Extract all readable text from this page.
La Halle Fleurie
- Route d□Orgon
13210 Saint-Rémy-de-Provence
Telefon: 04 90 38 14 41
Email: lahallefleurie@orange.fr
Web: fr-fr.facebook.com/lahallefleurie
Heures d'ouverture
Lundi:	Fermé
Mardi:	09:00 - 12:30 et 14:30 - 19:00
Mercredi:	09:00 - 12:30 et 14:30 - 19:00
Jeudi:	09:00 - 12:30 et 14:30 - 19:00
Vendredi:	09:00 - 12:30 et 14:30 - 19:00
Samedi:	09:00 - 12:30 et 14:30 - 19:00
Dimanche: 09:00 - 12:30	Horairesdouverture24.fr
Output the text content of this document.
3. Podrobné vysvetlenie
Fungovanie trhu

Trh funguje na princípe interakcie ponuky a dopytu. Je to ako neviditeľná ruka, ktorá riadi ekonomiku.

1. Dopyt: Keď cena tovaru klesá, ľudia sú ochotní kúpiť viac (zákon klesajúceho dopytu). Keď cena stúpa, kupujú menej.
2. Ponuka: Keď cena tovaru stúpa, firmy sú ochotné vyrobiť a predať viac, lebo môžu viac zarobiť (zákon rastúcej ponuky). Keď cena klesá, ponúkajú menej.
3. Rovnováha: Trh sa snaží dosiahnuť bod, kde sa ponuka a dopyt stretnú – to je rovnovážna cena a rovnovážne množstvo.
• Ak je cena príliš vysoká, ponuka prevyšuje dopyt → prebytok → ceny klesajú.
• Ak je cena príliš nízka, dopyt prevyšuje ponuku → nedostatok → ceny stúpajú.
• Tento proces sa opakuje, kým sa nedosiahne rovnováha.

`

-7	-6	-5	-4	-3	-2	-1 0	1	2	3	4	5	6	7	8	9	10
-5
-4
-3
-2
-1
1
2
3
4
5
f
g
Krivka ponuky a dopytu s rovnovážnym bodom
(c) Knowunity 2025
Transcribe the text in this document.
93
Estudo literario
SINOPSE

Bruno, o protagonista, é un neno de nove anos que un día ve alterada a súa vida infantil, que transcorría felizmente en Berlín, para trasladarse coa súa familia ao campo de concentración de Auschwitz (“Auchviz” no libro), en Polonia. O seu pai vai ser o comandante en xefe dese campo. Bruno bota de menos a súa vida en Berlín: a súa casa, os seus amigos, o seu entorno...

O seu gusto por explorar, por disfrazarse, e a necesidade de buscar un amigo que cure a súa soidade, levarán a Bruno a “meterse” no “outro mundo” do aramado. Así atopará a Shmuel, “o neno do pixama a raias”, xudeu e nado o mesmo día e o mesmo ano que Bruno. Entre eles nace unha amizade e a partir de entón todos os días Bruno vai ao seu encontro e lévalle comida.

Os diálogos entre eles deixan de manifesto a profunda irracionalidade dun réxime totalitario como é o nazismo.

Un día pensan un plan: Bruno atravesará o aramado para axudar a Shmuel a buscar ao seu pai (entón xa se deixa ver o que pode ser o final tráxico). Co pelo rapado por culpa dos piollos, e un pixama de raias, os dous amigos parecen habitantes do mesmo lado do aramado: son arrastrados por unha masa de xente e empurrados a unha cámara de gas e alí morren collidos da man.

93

PROBLEM TO WORK ON:
Going through the entries above, tally each line that has the word "klesá". Answer with the number only.

EXERCISE ANSWER:
2